>> start Record list

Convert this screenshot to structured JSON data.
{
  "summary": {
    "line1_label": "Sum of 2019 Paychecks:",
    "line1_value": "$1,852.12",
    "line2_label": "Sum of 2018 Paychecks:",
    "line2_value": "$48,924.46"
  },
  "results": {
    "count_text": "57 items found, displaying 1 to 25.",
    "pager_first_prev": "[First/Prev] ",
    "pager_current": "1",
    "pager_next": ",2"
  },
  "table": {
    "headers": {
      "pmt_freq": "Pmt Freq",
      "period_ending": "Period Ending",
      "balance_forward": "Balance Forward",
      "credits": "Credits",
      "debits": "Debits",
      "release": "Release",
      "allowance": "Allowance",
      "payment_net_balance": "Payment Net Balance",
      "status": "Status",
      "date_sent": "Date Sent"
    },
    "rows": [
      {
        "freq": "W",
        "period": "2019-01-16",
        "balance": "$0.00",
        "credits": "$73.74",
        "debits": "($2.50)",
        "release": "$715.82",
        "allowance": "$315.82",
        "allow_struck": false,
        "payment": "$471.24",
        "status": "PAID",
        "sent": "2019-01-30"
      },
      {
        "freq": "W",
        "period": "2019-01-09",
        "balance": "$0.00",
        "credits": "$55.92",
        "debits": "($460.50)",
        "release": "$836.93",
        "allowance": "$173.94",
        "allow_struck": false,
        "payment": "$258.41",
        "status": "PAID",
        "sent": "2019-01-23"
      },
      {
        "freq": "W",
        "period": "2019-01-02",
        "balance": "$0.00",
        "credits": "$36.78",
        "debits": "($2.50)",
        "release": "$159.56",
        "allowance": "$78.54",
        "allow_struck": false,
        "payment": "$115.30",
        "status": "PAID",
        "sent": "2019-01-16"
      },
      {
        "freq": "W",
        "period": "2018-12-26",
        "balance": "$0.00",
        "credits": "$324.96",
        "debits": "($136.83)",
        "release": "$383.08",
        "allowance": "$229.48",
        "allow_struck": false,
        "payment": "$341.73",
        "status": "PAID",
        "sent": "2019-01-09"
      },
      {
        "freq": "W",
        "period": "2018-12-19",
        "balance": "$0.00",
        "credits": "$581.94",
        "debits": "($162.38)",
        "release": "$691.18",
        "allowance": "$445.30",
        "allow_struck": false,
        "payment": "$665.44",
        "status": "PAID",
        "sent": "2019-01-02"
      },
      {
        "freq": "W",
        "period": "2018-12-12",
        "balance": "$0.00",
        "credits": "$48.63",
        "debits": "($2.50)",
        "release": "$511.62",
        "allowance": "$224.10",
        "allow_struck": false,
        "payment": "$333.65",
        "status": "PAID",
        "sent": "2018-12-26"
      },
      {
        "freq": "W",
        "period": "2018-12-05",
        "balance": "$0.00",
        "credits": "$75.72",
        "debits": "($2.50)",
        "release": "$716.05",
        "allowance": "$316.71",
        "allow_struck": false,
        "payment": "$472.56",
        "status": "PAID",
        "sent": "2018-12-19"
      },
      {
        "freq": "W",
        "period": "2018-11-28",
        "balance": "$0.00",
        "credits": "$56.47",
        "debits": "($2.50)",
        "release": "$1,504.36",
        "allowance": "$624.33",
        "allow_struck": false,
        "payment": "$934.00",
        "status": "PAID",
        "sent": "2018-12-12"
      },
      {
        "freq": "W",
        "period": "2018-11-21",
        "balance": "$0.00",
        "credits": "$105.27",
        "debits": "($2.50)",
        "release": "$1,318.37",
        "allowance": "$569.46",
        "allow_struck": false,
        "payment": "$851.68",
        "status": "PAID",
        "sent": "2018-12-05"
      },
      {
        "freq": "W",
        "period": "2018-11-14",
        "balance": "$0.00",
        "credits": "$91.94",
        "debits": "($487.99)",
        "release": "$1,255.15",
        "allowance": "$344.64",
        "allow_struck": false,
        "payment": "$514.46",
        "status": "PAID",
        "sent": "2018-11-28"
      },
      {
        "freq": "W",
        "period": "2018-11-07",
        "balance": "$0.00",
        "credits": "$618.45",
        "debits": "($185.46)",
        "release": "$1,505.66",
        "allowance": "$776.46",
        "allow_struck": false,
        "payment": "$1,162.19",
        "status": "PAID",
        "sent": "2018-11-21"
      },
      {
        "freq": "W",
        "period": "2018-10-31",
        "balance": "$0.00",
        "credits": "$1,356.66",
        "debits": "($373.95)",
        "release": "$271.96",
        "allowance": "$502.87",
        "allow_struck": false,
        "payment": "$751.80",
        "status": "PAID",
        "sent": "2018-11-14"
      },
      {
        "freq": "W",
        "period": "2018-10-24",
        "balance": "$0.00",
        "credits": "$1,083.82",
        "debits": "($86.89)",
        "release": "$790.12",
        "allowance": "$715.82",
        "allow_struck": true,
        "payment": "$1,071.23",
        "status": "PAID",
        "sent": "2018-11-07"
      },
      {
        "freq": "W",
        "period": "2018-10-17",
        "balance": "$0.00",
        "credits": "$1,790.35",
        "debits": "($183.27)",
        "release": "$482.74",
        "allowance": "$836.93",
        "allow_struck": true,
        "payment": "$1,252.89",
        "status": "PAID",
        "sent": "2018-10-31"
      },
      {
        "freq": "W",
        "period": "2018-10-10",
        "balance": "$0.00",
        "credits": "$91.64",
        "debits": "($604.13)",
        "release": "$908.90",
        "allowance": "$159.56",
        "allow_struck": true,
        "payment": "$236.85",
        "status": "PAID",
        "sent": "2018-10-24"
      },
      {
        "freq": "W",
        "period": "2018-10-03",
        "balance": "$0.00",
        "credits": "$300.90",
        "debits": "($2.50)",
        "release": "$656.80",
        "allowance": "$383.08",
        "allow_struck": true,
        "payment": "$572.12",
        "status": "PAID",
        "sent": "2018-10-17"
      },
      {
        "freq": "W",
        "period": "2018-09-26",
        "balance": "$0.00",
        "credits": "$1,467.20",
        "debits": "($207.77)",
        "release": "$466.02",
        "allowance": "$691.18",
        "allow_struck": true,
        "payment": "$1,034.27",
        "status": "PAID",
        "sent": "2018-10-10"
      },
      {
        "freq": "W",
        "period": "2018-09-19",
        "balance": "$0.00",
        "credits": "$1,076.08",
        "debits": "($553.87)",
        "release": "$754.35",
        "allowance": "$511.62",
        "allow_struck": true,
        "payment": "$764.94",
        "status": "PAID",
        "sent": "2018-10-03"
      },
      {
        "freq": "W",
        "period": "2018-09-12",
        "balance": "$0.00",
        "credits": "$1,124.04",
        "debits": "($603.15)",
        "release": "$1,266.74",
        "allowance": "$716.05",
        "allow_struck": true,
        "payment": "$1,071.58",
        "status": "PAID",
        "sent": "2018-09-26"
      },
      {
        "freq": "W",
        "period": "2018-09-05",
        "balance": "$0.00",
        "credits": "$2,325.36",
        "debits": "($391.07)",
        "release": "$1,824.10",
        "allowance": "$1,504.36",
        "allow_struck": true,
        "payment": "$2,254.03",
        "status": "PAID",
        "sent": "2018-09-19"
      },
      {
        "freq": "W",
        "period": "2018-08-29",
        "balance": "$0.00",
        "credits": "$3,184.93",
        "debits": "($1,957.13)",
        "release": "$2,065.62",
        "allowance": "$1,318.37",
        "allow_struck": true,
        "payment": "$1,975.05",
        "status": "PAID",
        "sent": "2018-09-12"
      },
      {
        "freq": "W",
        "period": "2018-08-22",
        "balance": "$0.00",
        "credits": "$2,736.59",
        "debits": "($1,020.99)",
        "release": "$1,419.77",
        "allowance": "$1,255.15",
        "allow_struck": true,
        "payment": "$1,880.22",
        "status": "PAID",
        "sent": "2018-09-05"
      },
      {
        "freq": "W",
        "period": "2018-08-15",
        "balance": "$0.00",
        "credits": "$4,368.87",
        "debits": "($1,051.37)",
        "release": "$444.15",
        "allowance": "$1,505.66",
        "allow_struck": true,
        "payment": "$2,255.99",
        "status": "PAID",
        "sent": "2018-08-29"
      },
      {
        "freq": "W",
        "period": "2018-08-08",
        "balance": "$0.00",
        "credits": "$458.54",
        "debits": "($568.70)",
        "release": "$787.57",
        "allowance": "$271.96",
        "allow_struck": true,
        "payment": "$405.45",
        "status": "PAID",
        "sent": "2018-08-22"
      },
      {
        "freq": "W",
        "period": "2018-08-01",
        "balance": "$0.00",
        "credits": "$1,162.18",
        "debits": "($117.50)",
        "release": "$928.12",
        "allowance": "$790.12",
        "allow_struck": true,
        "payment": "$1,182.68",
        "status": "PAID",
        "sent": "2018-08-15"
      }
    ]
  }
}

>> end Record list

**Task:** Which lines hold the word "Paychecks"? Copy every one of them.

**Task result:**
    "line1_label": "Sum of 2019 Paychecks:",
    "line2_label": "Sum of 2018 Paychecks:",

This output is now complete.